Copy the records that follow exactly as written, but not their pictures.

'''

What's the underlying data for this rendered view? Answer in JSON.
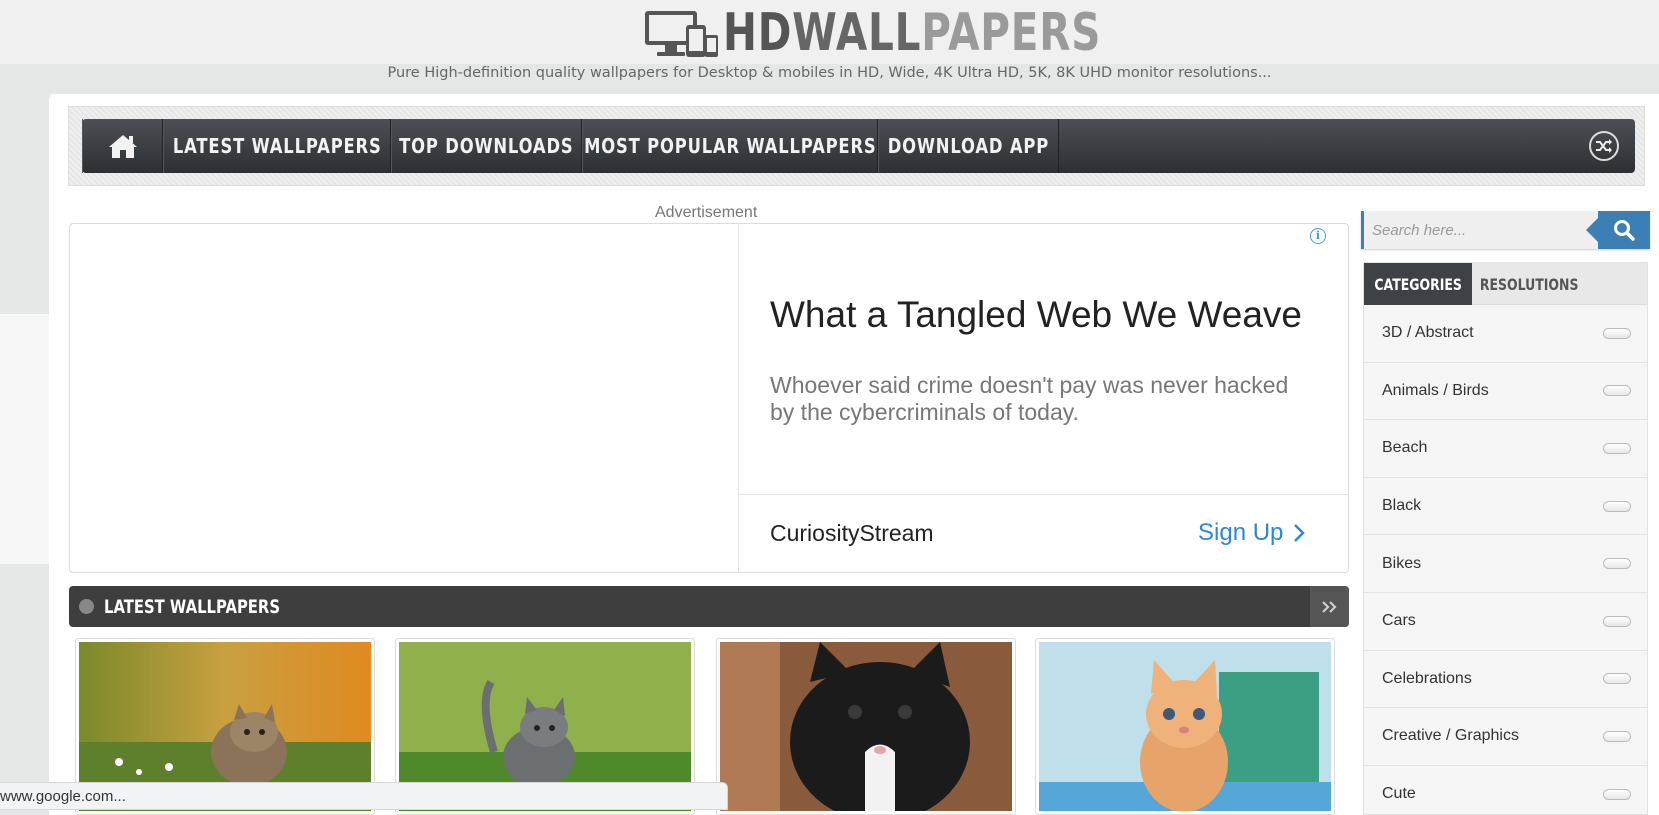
{
  "header": {
    "logo_hd": "HD",
    "logo_wall": "WALL",
    "logo_papers": "PAPERS",
    "tagline": "Pure High-definition quality wallpapers for Desktop & mobiles in HD, Wide, 4K Ultra HD, 5K, 8K UHD monitor resolutions..."
  },
  "nav": {
    "items": [
      {
        "label": "LATEST WALLPAPERS"
      },
      {
        "label": "TOP DOWNLOADS"
      },
      {
        "label": "MOST POPULAR WALLPAPERS"
      },
      {
        "label": "DOWNLOAD APP"
      }
    ],
    "icons": {
      "home": "home-icon",
      "shuffle": "shuffle-icon"
    }
  },
  "ad": {
    "label": "Advertisement",
    "title": "What a Tangled Web We Weave",
    "description": "Whoever said crime doesn't pay was never hacked by the cybercriminals of today.",
    "brand": "CuriosityStream",
    "cta": "Sign Up"
  },
  "latest": {
    "title": "LATEST WALLPAPERS"
  },
  "status_bar": {
    "text": "www.google.com..."
  },
  "sidebar": {
    "search_placeholder": "Search here...",
    "tabs": [
      {
        "label": "CATEGORIES",
        "active": true
      },
      {
        "label": "RESOLUTIONS",
        "active": false
      }
    ],
    "categories": [
      "3D / Abstract",
      "Animals / Birds",
      "Beach",
      "Black",
      "Bikes",
      "Cars",
      "Celebrations",
      "Creative / Graphics",
      "Cute"
    ]
  },
  "colors": {
    "accent_blue": "#3d7eb5",
    "nav_dark": "#2c2f33",
    "link_blue": "#2b88d9"
  }
}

'''

> **Exercise response**:
What's the underlying data for this rendered view? Answer in JSON.
{
  "header": {
    "logo_hd": "HD",
    "logo_wall": "WALL",
    "logo_papers": "PAPERS",
    "tagline": "Pure High-definition quality wallpapers for Desktop & mobiles in HD, Wide, 4K Ultra HD, 5K, 8K UHD monitor resolutions..."
  },
  "nav": {
    "items": [
      {
        "label": "LATEST WALLPAPERS"
      },
      {
        "label": "TOP DOWNLOADS"
      },
      {
        "label": "MOST POPULAR WALLPAPERS"
      },
      {
        "label": "DOWNLOAD APP"
      }
    ],
    "icons": {
      "home": "home-icon",
      "shuffle": "shuffle-icon"
    }
  },
  "ad": {
    "label": "Advertisement",
    "title": "What a Tangled Web We Weave",
    "description": "Whoever said crime doesn't pay was never hacked by the cybercriminals of today.",
    "brand": "CuriosityStream",
    "cta": "Sign Up"
  },
  "latest": {
    "title": "LATEST WALLPAPERS"
  },
  "status_bar": {
    "text": "www.google.com..."
  },
  "sidebar": {
    "search_placeholder": "Search here...",
    "tabs": [
      {
        "label": "CATEGORIES",
        "active": true
      },
      {
        "label": "RESOLUTIONS",
        "active": false
      }
    ],
    "categories": [
      "3D / Abstract",
      "Animals / Birds",
      "Beach",
      "Black",
      "Bikes",
      "Cars",
      "Celebrations",
      "Creative / Graphics",
      "Cute"
    ]
  },
  "colors": {
    "accent_blue": "#3d7eb5",
    "nav_dark": "#2c2f33",
    "link_blue": "#2b88d9"
  }
}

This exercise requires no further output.